◆ Prompt: Look through the listing below and work out how many of its lines hold the word "hoffelijk". Give only the number.

◆ Material provided:
--------------------

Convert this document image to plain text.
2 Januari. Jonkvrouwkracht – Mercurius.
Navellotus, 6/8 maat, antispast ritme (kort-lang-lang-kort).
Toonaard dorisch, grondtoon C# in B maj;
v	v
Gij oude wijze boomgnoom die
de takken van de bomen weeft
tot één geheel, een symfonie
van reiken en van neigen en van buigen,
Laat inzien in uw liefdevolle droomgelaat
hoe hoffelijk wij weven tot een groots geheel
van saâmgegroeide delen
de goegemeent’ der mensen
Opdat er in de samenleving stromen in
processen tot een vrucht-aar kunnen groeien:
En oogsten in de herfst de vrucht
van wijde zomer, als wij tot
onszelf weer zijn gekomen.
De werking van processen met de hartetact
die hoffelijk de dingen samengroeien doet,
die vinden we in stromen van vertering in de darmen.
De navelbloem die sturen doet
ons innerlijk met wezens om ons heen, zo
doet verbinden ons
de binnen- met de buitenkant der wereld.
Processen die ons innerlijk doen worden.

--------------------

◆ Response to this task: 2